▶ Problem description
Would you extract the whole listing below and retype it exactly?

▶ Material for the task
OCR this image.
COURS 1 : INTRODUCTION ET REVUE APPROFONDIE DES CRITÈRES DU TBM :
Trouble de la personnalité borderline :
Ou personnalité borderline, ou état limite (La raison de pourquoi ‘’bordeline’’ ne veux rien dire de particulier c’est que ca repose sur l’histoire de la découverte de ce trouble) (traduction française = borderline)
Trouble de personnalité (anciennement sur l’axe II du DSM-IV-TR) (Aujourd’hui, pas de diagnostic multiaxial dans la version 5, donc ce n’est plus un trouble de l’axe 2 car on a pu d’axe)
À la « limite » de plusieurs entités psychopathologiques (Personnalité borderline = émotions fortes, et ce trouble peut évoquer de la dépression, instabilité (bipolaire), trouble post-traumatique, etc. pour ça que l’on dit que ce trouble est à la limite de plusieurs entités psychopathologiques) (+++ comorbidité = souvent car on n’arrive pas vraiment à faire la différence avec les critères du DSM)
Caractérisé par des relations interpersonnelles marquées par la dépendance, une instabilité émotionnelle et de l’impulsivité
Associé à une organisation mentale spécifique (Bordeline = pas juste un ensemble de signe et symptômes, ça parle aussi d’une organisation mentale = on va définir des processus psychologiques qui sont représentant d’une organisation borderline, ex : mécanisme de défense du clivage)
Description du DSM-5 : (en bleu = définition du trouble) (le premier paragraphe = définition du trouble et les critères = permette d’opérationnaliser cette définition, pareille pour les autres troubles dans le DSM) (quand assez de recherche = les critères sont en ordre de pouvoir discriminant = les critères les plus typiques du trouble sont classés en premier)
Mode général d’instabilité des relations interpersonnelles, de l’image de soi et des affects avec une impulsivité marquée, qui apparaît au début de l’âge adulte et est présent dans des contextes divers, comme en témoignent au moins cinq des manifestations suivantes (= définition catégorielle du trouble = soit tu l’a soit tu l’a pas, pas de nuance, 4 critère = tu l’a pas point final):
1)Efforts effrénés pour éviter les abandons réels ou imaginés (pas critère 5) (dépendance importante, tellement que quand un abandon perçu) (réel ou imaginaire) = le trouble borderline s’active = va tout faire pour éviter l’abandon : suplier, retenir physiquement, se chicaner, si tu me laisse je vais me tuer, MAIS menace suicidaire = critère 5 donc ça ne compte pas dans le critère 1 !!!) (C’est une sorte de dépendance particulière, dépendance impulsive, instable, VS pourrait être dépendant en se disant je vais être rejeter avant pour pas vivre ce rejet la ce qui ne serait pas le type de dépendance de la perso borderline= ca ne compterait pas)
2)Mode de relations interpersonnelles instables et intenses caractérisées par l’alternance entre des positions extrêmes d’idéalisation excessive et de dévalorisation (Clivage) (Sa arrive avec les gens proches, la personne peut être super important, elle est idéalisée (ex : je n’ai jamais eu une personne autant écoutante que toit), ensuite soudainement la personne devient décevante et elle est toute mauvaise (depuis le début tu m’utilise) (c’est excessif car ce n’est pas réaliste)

▶ Full answer
OCR this image.
COURS 1 : INTRODUCTION ET REVUE APPROFONDIE DES CRITÈRES DU TBM :
Trouble de la personnalité borderline :
Ou personnalité borderline, ou état limite (La raison de pourquoi ‘’bordeline’’ ne veux rien dire de particulier c’est que ca repose sur l’histoire de la découverte de ce trouble) (traduction française = borderline)
Trouble de personnalité (anciennement sur l’axe II du DSM-IV-TR) (Aujourd’hui, pas de diagnostic multiaxial dans la version 5, donc ce n’est plus un trouble de l’axe 2 car on a pu d’axe)
À la « limite » de plusieurs entités psychopathologiques (Personnalité borderline = émotions fortes, et ce trouble peut évoquer de la dépression, instabilité (bipolaire), trouble post-traumatique, etc. pour ça que l’on dit que ce trouble est à la limite de plusieurs entités psychopathologiques) (+++ comorbidité = souvent car on n’arrive pas vraiment à faire la différence avec les critères du DSM)
Caractérisé par des relations interpersonnelles marquées par la dépendance, une instabilité émotionnelle et de l’impulsivité
Associé à une organisation mentale spécifique (Bordeline = pas juste un ensemble de signe et symptômes, ça parle aussi d’une organisation mentale = on va définir des processus psychologiques qui sont représentant d’une organisation borderline, ex : mécanisme de défense du clivage)
Description du DSM-5 : (en bleu = définition du trouble) (le premier paragraphe = définition du trouble et les critères = permette d’opérationnaliser cette définition, pareille pour les autres troubles dans le DSM) (quand assez de recherche = les critères sont en ordre de pouvoir discriminant = les critères les plus typiques du trouble sont classés en premier)
Mode général d’instabilité des relations interpersonnelles, de l’image de soi et des affects avec une impulsivité marquée, qui apparaît au début de l’âge adulte et est présent dans des contextes divers, comme en témoignent au moins cinq des manifestations suivantes (= définition catégorielle du trouble = soit tu l’a soit tu l’a pas, pas de nuance, 4 critère = tu l’a pas point final):
1)Efforts effrénés pour éviter les abandons réels ou imaginés (pas critère 5) (dépendance importante, tellement que quand un abandon perçu) (réel ou imaginaire) = le trouble borderline s’active = va tout faire pour éviter l’abandon : suplier, retenir physiquement, se chicaner, si tu me laisse je vais me tuer, MAIS menace suicidaire = critère 5 donc ça ne compte pas dans le critère 1 !!!) (C’est une sorte de dépendance particulière, dépendance impulsive, instable, VS pourrait être dépendant en se disant je vais être rejeter avant pour pas vivre ce rejet la ce qui ne serait pas le type de dépendance de la perso borderline= ca ne compterait pas)
2)Mode de relations interpersonnelles instables et intenses caractérisées par l’alternance entre des positions extrêmes d’idéalisation excessive et de dévalorisation (Clivage) (Sa arrive avec les gens proches, la personne peut être super important, elle est idéalisée (ex : je n’ai jamais eu une personne autant écoutante que toit), ensuite soudainement la personne devient décevante et elle est toute mauvaise (depuis le début tu m’utilise) (c’est excessif car ce n’est pas réaliste)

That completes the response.